▸ **REQUIRED WORK**
Reproduce this listing in full.

▸ **SUPPLIED MATERIAL**
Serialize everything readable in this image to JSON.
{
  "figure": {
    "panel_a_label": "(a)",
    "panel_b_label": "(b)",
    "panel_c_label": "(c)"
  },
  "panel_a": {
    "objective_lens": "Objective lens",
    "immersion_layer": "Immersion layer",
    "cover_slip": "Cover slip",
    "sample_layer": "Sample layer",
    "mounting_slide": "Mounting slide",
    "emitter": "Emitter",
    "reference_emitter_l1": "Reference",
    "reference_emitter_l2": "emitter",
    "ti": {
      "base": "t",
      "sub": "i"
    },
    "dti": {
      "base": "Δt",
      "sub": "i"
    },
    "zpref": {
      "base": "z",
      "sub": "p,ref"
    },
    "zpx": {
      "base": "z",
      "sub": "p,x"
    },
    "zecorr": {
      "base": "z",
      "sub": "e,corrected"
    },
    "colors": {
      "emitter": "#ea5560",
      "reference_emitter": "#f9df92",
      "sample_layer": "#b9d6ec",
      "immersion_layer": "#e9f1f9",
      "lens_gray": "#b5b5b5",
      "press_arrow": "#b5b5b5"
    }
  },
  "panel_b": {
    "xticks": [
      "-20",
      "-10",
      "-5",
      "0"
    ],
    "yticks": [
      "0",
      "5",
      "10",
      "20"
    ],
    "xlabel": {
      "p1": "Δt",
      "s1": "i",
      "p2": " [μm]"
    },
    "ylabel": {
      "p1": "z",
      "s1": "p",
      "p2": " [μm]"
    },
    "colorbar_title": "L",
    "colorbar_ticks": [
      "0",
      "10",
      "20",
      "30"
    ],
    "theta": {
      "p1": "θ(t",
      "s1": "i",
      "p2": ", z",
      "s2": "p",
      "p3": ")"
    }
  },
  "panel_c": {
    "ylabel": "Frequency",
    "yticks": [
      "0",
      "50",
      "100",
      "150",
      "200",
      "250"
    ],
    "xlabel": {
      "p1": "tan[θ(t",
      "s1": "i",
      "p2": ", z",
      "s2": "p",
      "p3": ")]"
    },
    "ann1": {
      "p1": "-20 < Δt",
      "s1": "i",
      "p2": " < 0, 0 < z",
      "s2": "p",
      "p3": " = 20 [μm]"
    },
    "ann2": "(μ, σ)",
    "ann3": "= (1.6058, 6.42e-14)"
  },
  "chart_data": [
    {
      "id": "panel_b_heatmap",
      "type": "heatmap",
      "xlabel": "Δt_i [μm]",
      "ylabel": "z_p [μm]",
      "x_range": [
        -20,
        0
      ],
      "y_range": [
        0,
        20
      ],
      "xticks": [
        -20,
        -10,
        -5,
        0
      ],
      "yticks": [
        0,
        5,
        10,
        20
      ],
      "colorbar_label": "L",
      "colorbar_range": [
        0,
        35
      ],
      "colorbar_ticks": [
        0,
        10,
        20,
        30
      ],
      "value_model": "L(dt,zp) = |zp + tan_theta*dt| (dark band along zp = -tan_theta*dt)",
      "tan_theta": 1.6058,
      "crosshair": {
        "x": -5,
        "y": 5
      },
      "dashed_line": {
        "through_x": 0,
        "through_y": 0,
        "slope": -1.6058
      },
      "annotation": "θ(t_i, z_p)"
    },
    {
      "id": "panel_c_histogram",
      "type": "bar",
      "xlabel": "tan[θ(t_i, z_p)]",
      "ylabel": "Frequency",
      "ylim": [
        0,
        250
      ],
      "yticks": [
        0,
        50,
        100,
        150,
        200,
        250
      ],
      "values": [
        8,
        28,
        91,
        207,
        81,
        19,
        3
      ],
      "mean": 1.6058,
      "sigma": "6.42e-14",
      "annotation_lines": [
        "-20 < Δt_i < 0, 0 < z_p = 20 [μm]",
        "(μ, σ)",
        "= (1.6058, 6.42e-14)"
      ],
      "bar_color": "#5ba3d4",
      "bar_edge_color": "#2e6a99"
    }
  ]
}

▸ **ANSWER IN FULL**
Serialize everything readable in this image to JSON.
{
  "figure": {
    "panel_a_label": "(a)",
    "panel_b_label": "(b)",
    "panel_c_label": "(c)"
  },
  "panel_a": {
    "objective_lens": "Objective lens",
    "immersion_layer": "Immersion layer",
    "cover_slip": "Cover slip",
    "sample_layer": "Sample layer",
    "mounting_slide": "Mounting slide",
    "emitter": "Emitter",
    "reference_emitter_l1": "Reference",
    "reference_emitter_l2": "emitter",
    "ti": {
      "base": "t",
      "sub": "i"
    },
    "dti": {
      "base": "Δt",
      "sub": "i"
    },
    "zpref": {
      "base": "z",
      "sub": "p,ref"
    },
    "zpx": {
      "base": "z",
      "sub": "p,x"
    },
    "zecorr": {
      "base": "z",
      "sub": "e,corrected"
    },
    "colors": {
      "emitter": "#ea5560",
      "reference_emitter": "#f9df92",
      "sample_layer": "#b9d6ec",
      "immersion_layer": "#e9f1f9",
      "lens_gray": "#b5b5b5",
      "press_arrow": "#b5b5b5"
    }
  },
  "panel_b": {
    "xticks": [
      "-20",
      "-10",
      "-5",
      "0"
    ],
    "yticks": [
      "0",
      "5",
      "10",
      "20"
    ],
    "xlabel": {
      "p1": "Δt",
      "s1": "i",
      "p2": " [μm]"
    },
    "ylabel": {
      "p1": "z",
      "s1": "p",
      "p2": " [μm]"
    },
    "colorbar_title": "L",
    "colorbar_ticks": [
      "0",
      "10",
      "20",
      "30"
    ],
    "theta": {
      "p1": "θ(t",
      "s1": "i",
      "p2": ", z",
      "s2": "p",
      "p3": ")"
    }
  },
  "panel_c": {
    "ylabel": "Frequency",
    "yticks": [
      "0",
      "50",
      "100",
      "150",
      "200",
      "250"
    ],
    "xlabel": {
      "p1": "tan[θ(t",
      "s1": "i",
      "p2": ", z",
      "s2": "p",
      "p3": ")]"
    },
    "ann1": {
      "p1": "-20 < Δt",
      "s1": "i",
      "p2": " < 0, 0 < z",
      "s2": "p",
      "p3": " = 20 [μm]"
    },
    "ann2": "(μ, σ)",
    "ann3": "= (1.6058, 6.42e-14)"
  },
  "chart_data": [
    {
      "id": "panel_b_heatmap",
      "type": "heatmap",
      "xlabel": "Δt_i [μm]",
      "ylabel": "z_p [μm]",
      "x_range": [
        -20,
        0
      ],
      "y_range": [
        0,
        20
      ],
      "xticks": [
        -20,
        -10,
        -5,
        0
      ],
      "yticks": [
        0,
        5,
        10,
        20
      ],
      "colorbar_label": "L",
      "colorbar_range": [
        0,
        35
      ],
      "colorbar_ticks": [
        0,
        10,
        20,
        30
      ],
      "value_model": "L(dt,zp) = |zp + tan_theta*dt| (dark band along zp = -tan_theta*dt)",
      "tan_theta": 1.6058,
      "crosshair": {
        "x": -5,
        "y": 5
      },
      "dashed_line": {
        "through_x": 0,
        "through_y": 0,
        "slope": -1.6058
      },
      "annotation": "θ(t_i, z_p)"
    },
    {
      "id": "panel_c_histogram",
      "type": "bar",
      "xlabel": "tan[θ(t_i, z_p)]",
      "ylabel": "Frequency",
      "ylim": [
        0,
        250
      ],
      "yticks": [
        0,
        50,
        100,
        150,
        200,
        250
      ],
      "values": [
        8,
        28,
        91,
        207,
        81,
        19,
        3
      ],
      "mean": 1.6058,
      "sigma": "6.42e-14",
      "annotation_lines": [
        "-20 < Δt_i < 0, 0 < z_p = 20 [μm]",
        "(μ, σ)",
        "= (1.6058, 6.42e-14)"
      ],
      "bar_color": "#5ba3d4",
      "bar_edge_color": "#2e6a99"
    }
  ]
}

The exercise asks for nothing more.